* [RECORDS TO USE]
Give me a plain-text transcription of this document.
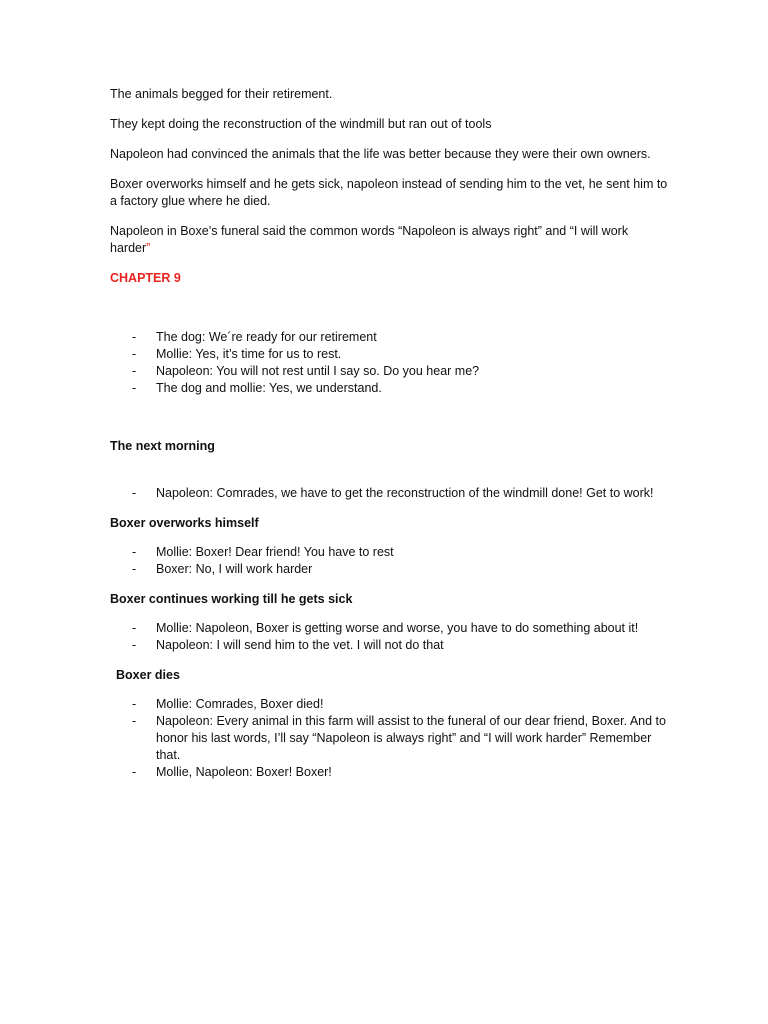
The animals begged for their retirement.

They kept doing the reconstruction of the windmill but ran out of tools

Napoleon had convinced the animals that the life was better because they were their own owners.

Boxer overworks himself and he gets sick, napoleon instead of sending him to the vet, he sent him to a factory glue where he died.

Napoleon in Boxe’s funeral said the common words “Napoleon is always right” and “I will work harder”

CHAPTER 9

- The dog: We´re ready for our retirement
- Mollie: Yes, it’s time for us to rest.
- Napoleon: You will not rest until I say so. Do you hear me?
- The dog and mollie: Yes, we understand.

The next morning

- Napoleon: Comrades, we have to get the reconstruction of the windmill done! Get to work!

Boxer overworks himself

- Mollie: Boxer! Dear friend! You have to rest
- Boxer: No, I will work harder

Boxer continues working till he gets sick

- Mollie: Napoleon, Boxer is getting worse and worse, you have to do something about it!
- Napoleon: I will send him to the vet. I will not do that

Boxer dies

- Mollie: Comrades, Boxer died!
- Napoleon: Every animal in this farm will assist to the funeral of our dear friend, Boxer. And to honor his last words, I’ll say “Napoleon is always right” and “I will work harder” Remember that.
- Mollie, Napoleon: Boxer! Boxer!
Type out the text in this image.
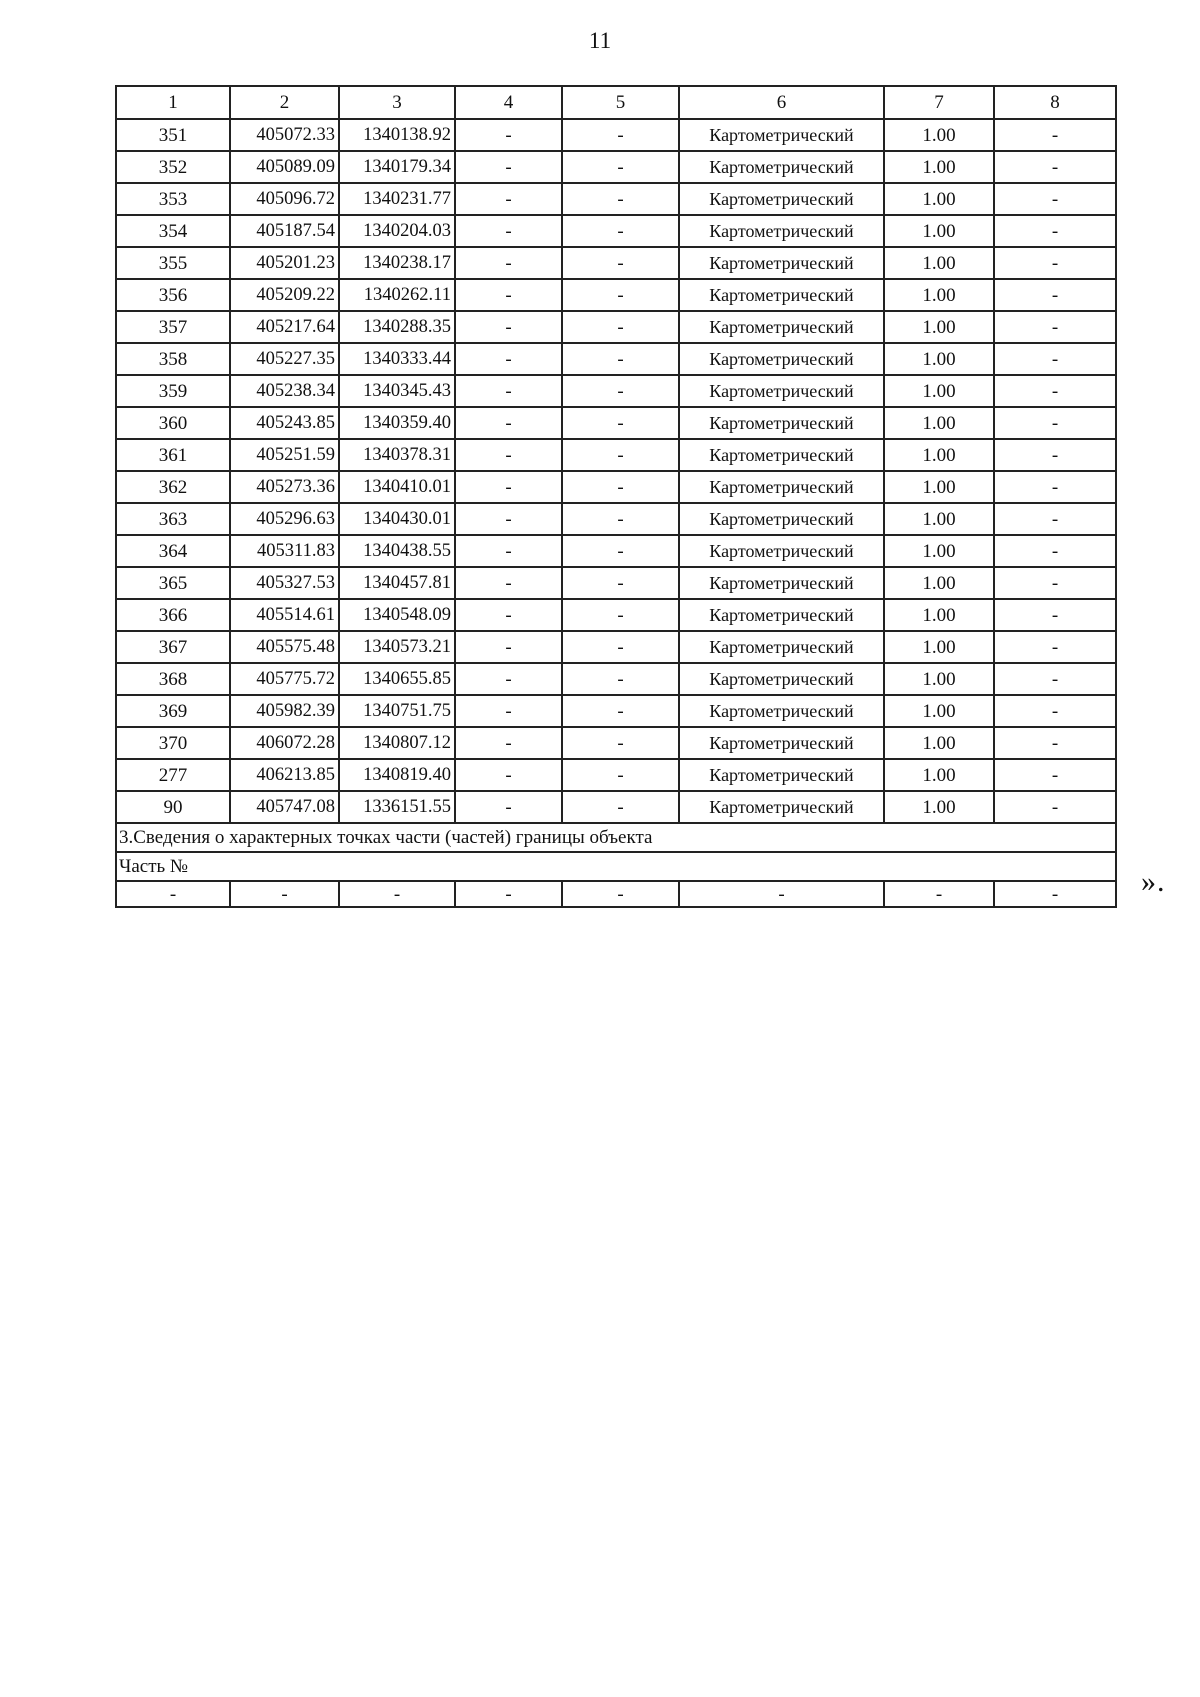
11
1	2	3	4	5	6	7	8
351	405072.33	1340138.92	-	-	Картометрический	1.00	-
352	405089.09	1340179.34	-	-	Картометрический	1.00	-
353	405096.72	1340231.77	-	-	Картометрический	1.00	-
354	405187.54	1340204.03	-	-	Картометрический	1.00	-
355	405201.23	1340238.17	-	-	Картометрический	1.00	-
356	405209.22	1340262.11	-	-	Картометрический	1.00	-
357	405217.64	1340288.35	-	-	Картометрический	1.00	-
358	405227.35	1340333.44	-	-	Картометрический	1.00	-
359	405238.34	1340345.43	-	-	Картометрический	1.00	-
360	405243.85	1340359.40	-	-	Картометрический	1.00	-
361	405251.59	1340378.31	-	-	Картометрический	1.00	-
362	405273.36	1340410.01	-	-	Картометрический	1.00	-
363	405296.63	1340430.01	-	-	Картометрический	1.00	-
364	405311.83	1340438.55	-	-	Картометрический	1.00	-
365	405327.53	1340457.81	-	-	Картометрический	1.00	-
366	405514.61	1340548.09	-	-	Картометрический	1.00	-
367	405575.48	1340573.21	-	-	Картометрический	1.00	-
368	405775.72	1340655.85	-	-	Картометрический	1.00	-
369	405982.39	1340751.75	-	-	Картометрический	1.00	-
370	406072.28	1340807.12	-	-	Картометрический	1.00	-
277	406213.85	1340819.40	-	-	Картометрический	1.00	-
90	405747.08	1336151.55	-	-	Картометрический	1.00	-
3.Сведения о характерных точках части (частей) границы объекта							
Часть №							
-	-	-	-	-	-	-	-	».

* [WHAT IS EXPECTED] Could you repeat all of the material exactly? Pictures should not be copied.

* [PROBLEM SOLUTION]
Give me a plain-text transcription of this document.
The animals begged for their retirement.

They kept doing the reconstruction of the windmill but ran out of tools

Napoleon had convinced the animals that the life was better because they were their own owners.

Boxer overworks himself and he gets sick, napoleon instead of sending him to the vet, he sent him to a factory glue where he died.

Napoleon in Boxe’s funeral said the common words “Napoleon is always right” and “I will work harder”

CHAPTER 9

- The dog: We´re ready for our retirement
- Mollie: Yes, it’s time for us to rest.
- Napoleon: You will not rest until I say so. Do you hear me?
- The dog and mollie: Yes, we understand.

The next morning

- Napoleon: Comrades, we have to get the reconstruction of the windmill done! Get to work!

Boxer overworks himself

- Mollie: Boxer! Dear friend! You have to rest
- Boxer: No, I will work harder

Boxer continues working till he gets sick

- Mollie: Napoleon, Boxer is getting worse and worse, you have to do something about it!
- Napoleon: I will send him to the vet. I will not do that

Boxer dies

- Mollie: Comrades, Boxer died!
- Napoleon: Every animal in this farm will assist to the funeral of our dear friend, Boxer. And to honor his last words, I’ll say “Napoleon is always right” and “I will work harder” Remember that.
- Mollie, Napoleon: Boxer! Boxer!
Type out the text in this image.
11
1	2	3	4	5	6	7	8
351	405072.33	1340138.92	-	-	Картометрический	1.00	-
352	405089.09	1340179.34	-	-	Картометрический	1.00	-
353	405096.72	1340231.77	-	-	Картометрический	1.00	-
354	405187.54	1340204.03	-	-	Картометрический	1.00	-
355	405201.23	1340238.17	-	-	Картометрический	1.00	-
356	405209.22	1340262.11	-	-	Картометрический	1.00	-
357	405217.64	1340288.35	-	-	Картометрический	1.00	-
358	405227.35	1340333.44	-	-	Картометрический	1.00	-
359	405238.34	1340345.43	-	-	Картометрический	1.00	-
360	405243.85	1340359.40	-	-	Картометрический	1.00	-
361	405251.59	1340378.31	-	-	Картометрический	1.00	-
362	405273.36	1340410.01	-	-	Картометрический	1.00	-
363	405296.63	1340430.01	-	-	Картометрический	1.00	-
364	405311.83	1340438.55	-	-	Картометрический	1.00	-
365	405327.53	1340457.81	-	-	Картометрический	1.00	-
366	405514.61	1340548.09	-	-	Картометрический	1.00	-
367	405575.48	1340573.21	-	-	Картометрический	1.00	-
368	405775.72	1340655.85	-	-	Картометрический	1.00	-
369	405982.39	1340751.75	-	-	Картометрический	1.00	-
370	406072.28	1340807.12	-	-	Картометрический	1.00	-
277	406213.85	1340819.40	-	-	Картометрический	1.00	-
90	405747.08	1336151.55	-	-	Картометрический	1.00	-
3.Сведения о характерных точках части (частей) границы объекта							
Часть №							
-	-	-	-	-	-	-	-	».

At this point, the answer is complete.